Output each entry that follows exactly. Images stay out.

Records for this task:
________________________
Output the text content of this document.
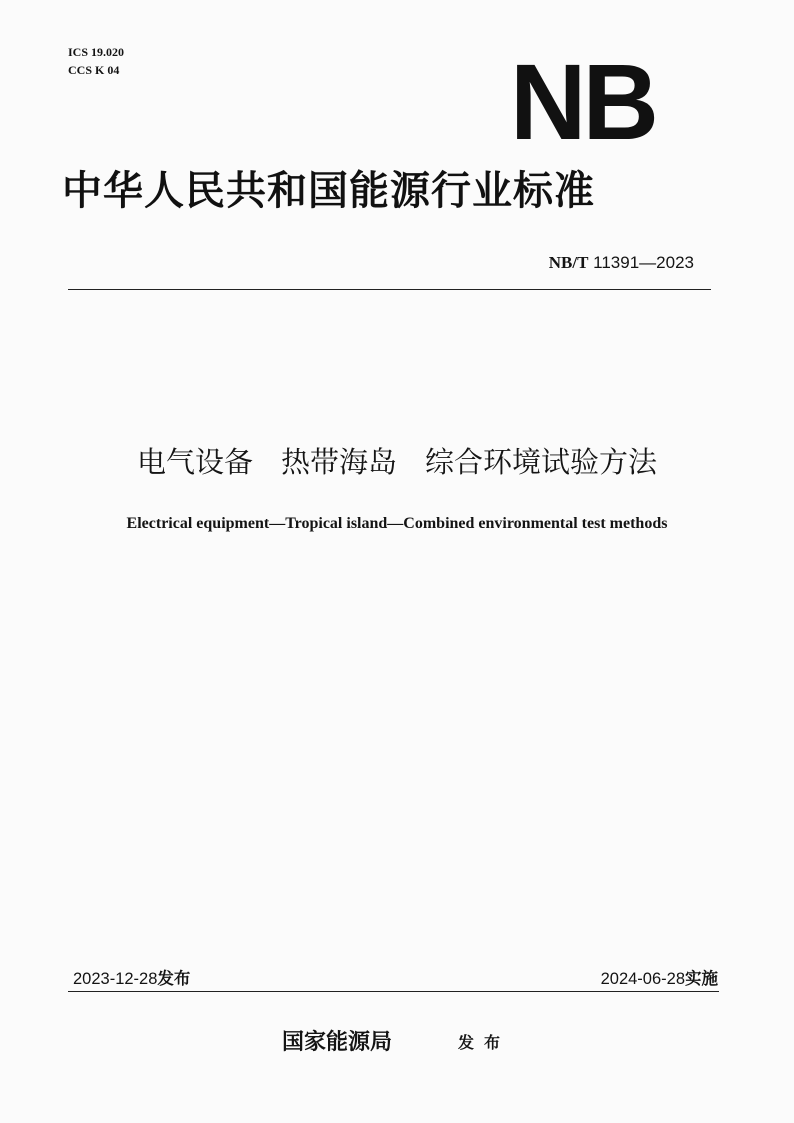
ICS 19.020
CCS K 04	NB
中华人民共和国能源行业标准
NB/T 11391—2023
电气设备 热带海岛 综合环境试验方法
Electrical equipment—Tropical island—Combined environmental test methods
2023-12-28发布	2024-06-28实施
国家能源局	发布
________________________
Answer to the problem:
Output the text content of this document.
ICS 19.020
CCS K 04	NB
中华人民共和国能源行业标准
NB/T 11391—2023
电气设备 热带海岛 综合环境试验方法
Electrical equipment—Tropical island—Combined environmental test methods
2023-12-28发布	2024-06-28实施
国家能源局	发布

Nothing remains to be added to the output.